AIM OF THE EXERCISE: Identify all lines in the data containing the string "structure". Copy them out.

━━ DATA ━━

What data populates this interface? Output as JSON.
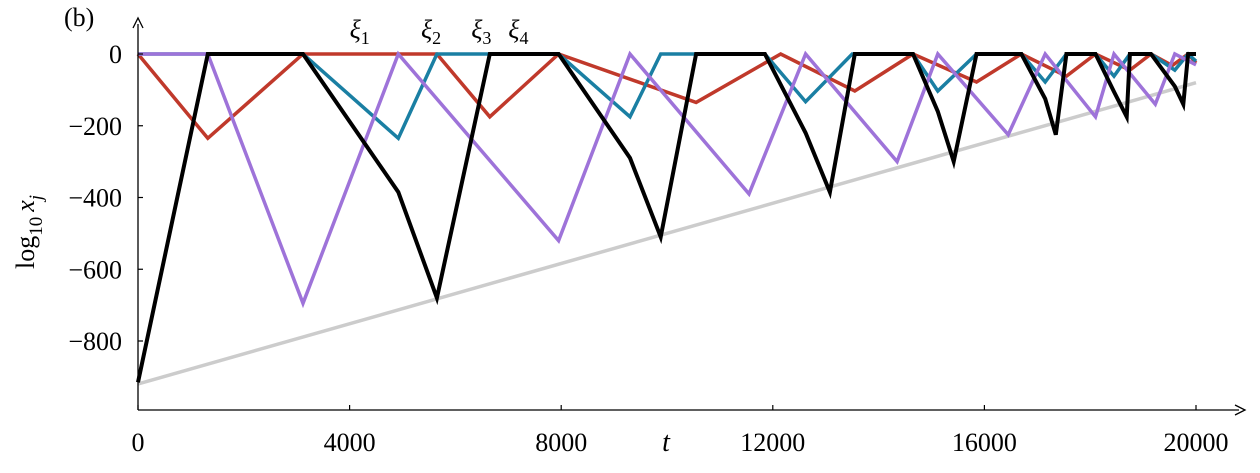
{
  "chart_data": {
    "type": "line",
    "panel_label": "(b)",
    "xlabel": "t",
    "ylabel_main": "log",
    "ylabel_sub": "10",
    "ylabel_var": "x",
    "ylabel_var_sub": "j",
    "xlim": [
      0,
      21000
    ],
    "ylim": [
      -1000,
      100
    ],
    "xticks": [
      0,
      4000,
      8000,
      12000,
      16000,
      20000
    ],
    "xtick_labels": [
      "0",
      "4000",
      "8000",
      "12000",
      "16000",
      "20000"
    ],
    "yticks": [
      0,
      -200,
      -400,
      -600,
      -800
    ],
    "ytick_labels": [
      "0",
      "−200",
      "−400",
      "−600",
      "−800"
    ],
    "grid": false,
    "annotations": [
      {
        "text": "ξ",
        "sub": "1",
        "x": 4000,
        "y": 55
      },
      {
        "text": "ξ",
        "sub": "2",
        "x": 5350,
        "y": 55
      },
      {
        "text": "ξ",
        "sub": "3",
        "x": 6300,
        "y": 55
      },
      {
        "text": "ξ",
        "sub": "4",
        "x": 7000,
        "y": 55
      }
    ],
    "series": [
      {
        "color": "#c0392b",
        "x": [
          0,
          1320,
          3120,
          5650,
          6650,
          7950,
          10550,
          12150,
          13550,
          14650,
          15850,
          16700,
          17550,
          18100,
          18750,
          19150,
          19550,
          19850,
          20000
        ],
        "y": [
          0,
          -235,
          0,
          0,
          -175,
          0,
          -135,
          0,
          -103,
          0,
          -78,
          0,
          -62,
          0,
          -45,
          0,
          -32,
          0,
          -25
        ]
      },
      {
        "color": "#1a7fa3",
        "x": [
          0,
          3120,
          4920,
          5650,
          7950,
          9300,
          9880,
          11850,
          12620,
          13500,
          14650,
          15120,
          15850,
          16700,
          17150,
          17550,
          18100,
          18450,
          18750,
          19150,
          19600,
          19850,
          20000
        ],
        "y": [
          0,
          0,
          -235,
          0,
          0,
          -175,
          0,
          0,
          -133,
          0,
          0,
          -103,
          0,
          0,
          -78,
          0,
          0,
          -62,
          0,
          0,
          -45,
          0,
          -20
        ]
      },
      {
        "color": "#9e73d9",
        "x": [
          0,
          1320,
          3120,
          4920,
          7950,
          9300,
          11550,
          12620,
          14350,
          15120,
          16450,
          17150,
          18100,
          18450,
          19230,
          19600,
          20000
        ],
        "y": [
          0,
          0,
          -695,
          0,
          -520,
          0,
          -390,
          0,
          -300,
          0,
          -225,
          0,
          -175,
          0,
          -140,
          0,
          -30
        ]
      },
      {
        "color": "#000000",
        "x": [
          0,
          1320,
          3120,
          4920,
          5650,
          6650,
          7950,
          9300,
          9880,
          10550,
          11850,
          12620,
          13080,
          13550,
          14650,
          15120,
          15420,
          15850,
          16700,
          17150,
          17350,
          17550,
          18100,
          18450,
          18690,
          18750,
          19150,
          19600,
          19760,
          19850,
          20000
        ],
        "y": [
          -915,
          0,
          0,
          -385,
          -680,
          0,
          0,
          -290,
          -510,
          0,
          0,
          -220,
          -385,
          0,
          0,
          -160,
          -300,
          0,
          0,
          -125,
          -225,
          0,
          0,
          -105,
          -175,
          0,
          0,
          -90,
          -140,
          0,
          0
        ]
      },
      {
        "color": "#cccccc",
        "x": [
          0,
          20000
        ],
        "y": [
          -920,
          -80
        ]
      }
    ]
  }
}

━━━
━━ DATA ━━

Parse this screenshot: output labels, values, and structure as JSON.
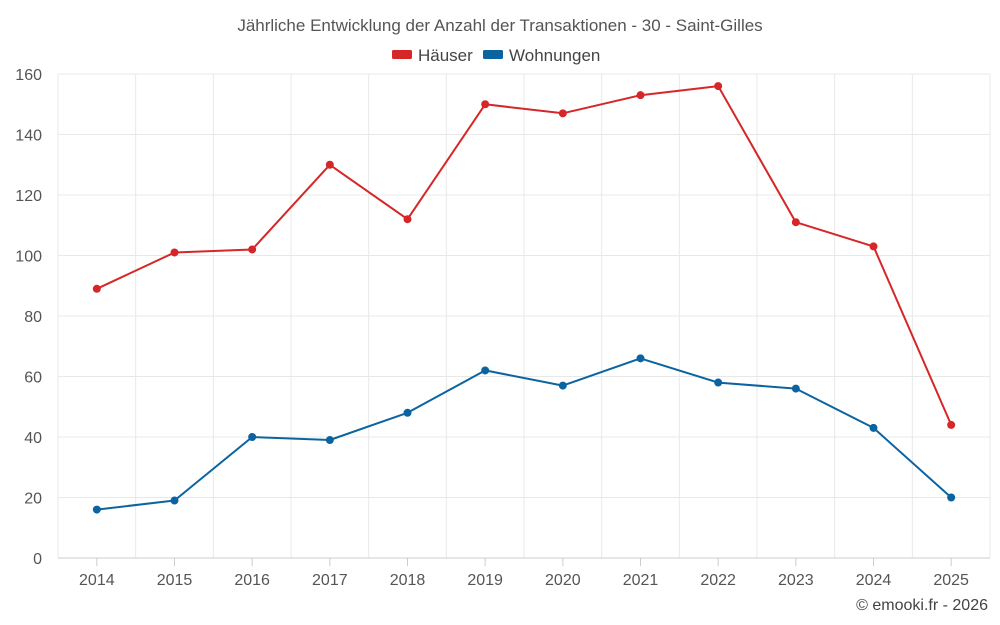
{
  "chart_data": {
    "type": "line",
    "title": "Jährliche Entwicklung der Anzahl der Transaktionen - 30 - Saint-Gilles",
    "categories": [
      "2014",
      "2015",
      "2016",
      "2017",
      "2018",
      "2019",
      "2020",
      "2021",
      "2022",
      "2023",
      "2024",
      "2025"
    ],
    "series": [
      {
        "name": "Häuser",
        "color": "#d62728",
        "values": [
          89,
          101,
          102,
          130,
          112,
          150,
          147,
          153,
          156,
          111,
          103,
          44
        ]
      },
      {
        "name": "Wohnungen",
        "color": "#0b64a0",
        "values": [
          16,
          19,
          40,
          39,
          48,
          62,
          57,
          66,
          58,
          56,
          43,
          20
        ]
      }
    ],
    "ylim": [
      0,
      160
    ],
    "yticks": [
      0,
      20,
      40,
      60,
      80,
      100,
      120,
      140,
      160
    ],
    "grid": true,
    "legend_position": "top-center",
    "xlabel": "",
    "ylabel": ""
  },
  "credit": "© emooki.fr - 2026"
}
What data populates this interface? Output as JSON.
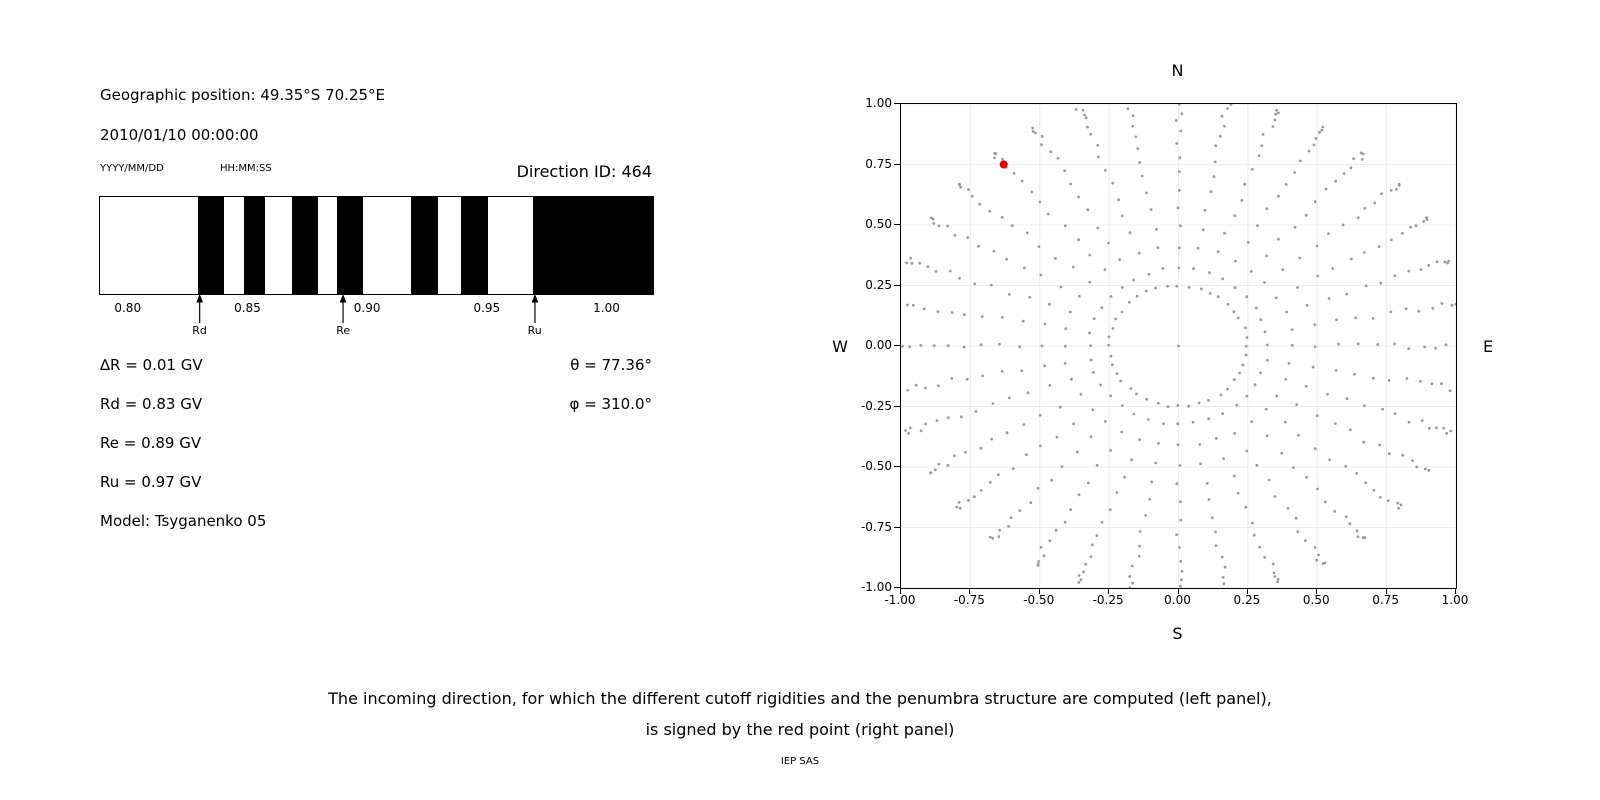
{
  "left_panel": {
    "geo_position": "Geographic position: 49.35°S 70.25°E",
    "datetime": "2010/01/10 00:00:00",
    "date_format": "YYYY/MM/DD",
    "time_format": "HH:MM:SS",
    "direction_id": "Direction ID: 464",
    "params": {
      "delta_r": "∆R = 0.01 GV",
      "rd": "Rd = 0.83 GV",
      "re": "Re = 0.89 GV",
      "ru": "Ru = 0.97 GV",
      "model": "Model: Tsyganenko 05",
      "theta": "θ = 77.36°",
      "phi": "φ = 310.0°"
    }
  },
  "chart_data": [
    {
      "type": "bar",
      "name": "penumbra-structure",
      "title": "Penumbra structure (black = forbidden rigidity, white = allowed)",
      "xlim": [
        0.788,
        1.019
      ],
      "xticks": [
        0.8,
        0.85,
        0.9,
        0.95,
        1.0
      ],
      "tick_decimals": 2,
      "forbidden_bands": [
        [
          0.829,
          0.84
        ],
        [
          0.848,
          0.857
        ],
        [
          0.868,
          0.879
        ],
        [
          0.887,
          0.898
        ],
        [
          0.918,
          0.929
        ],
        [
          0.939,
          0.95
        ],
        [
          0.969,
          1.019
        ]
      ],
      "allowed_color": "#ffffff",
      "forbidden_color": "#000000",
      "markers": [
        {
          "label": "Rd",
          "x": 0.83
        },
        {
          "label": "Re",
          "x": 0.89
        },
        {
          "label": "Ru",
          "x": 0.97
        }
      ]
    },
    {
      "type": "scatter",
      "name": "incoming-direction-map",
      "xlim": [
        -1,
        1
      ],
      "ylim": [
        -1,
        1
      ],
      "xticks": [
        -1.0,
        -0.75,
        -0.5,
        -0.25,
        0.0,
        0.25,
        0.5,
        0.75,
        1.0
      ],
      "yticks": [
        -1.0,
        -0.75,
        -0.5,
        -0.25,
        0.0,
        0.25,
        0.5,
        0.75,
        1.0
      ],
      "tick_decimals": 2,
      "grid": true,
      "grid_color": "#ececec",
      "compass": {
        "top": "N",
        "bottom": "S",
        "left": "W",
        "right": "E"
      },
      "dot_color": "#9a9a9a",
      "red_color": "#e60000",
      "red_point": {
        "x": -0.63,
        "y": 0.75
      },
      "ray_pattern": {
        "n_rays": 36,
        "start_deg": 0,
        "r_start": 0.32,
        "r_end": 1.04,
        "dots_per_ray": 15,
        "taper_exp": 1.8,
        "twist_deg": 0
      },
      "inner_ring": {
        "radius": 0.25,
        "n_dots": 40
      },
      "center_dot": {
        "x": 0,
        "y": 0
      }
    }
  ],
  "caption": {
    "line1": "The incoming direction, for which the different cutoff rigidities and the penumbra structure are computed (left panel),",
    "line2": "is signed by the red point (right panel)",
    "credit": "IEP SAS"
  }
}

━━━

TASK OUTPUT:
Parse this screenshot: output labels, values, and structure as JSON.
      "name": "penumbra-structure",
      "title": "Penumbra structure (black = forbidden rigidity, white = allowed)",
    "line1": "The incoming direction, for which the different cutoff rigidities and the penumbra structure are computed (left panel),",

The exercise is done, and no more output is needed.